Saved data entries
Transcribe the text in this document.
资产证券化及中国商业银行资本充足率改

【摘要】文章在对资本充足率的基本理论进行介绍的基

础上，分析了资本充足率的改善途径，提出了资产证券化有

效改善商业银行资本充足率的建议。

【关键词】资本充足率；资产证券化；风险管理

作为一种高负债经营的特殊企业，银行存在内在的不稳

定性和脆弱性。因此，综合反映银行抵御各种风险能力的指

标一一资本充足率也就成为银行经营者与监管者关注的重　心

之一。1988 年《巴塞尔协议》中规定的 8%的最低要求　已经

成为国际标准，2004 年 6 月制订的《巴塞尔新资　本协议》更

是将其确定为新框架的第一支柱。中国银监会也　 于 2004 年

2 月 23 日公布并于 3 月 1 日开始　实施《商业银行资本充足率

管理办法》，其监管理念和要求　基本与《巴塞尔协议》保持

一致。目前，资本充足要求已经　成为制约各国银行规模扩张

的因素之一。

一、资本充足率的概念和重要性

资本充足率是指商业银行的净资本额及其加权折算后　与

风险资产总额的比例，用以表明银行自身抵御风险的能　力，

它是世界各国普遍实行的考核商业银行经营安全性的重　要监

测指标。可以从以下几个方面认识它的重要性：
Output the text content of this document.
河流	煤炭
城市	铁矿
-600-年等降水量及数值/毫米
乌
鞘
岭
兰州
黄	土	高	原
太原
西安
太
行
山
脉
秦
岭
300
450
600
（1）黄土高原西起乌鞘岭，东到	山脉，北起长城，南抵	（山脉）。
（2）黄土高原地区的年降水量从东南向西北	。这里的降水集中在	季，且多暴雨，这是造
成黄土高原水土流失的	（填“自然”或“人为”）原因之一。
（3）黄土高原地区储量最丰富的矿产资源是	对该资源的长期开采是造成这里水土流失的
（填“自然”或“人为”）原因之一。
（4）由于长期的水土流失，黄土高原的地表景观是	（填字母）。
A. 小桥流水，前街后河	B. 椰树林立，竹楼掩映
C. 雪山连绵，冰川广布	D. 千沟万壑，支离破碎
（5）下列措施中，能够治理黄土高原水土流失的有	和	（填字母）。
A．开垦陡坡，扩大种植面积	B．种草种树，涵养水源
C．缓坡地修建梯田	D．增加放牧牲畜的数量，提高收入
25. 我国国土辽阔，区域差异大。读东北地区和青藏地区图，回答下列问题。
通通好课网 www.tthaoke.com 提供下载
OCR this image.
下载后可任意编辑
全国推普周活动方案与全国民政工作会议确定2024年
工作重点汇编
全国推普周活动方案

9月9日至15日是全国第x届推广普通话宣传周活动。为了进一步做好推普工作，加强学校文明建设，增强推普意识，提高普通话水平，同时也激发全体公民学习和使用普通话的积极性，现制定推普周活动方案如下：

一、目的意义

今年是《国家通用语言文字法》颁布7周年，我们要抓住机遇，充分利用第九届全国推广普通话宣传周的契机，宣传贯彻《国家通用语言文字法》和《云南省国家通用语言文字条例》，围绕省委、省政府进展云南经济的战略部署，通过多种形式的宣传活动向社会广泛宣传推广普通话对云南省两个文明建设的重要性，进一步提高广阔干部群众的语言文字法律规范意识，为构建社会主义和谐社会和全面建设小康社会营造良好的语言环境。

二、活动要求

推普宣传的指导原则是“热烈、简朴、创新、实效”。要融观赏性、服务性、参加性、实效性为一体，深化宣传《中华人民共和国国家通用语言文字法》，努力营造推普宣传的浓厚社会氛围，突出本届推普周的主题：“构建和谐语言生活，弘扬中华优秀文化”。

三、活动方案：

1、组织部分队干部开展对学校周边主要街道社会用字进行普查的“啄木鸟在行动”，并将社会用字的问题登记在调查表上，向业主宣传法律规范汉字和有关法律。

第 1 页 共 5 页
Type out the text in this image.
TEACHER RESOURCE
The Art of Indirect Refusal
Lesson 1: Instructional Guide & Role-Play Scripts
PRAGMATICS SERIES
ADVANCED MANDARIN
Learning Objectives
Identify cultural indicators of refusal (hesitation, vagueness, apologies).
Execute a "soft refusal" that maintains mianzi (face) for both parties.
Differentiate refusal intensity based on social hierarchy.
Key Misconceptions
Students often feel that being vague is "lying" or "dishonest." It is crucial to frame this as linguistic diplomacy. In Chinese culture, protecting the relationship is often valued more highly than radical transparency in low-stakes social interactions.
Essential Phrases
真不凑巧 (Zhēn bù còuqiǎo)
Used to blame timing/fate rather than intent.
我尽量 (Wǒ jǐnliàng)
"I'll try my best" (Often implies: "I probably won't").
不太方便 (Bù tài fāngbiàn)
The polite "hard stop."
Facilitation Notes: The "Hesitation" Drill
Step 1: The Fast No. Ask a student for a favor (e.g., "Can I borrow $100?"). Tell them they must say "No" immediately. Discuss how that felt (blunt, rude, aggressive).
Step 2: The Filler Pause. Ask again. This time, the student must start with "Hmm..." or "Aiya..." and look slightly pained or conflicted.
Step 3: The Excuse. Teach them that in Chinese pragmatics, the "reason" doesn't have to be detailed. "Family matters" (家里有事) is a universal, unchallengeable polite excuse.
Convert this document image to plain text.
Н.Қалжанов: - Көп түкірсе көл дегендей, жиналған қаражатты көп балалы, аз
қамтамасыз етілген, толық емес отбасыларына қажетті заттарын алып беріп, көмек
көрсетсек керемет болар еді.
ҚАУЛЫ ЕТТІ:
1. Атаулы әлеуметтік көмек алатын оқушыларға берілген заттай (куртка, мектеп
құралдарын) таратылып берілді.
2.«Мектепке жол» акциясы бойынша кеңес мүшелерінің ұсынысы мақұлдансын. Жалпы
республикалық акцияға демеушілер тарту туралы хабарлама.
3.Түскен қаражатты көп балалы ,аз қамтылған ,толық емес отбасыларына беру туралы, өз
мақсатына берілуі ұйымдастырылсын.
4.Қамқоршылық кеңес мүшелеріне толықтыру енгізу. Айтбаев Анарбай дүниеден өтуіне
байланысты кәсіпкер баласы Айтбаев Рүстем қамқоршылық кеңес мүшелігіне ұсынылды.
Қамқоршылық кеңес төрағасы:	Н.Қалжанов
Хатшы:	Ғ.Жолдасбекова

**THE TASK**
Check every line for "кеңес" and show the ones that have it.

**PROBLEM SOLUTION**
2.«Мектепке жол» акциясы бойынша кеңес мүшелерінің ұсынысы мақұлдансын. Жалпы
4.Қамқоршылық кеңес мүшелеріне толықтыру енгізу. Айтбаев Анарбай дүниеден өтуіне
байланысты кәсіпкер баласы Айтбаев Рүстем қамқоршылық кеңес мүшелігіне ұсынылды.
Қамқоршылық кеңес төрағасы:	Н.Қалжанов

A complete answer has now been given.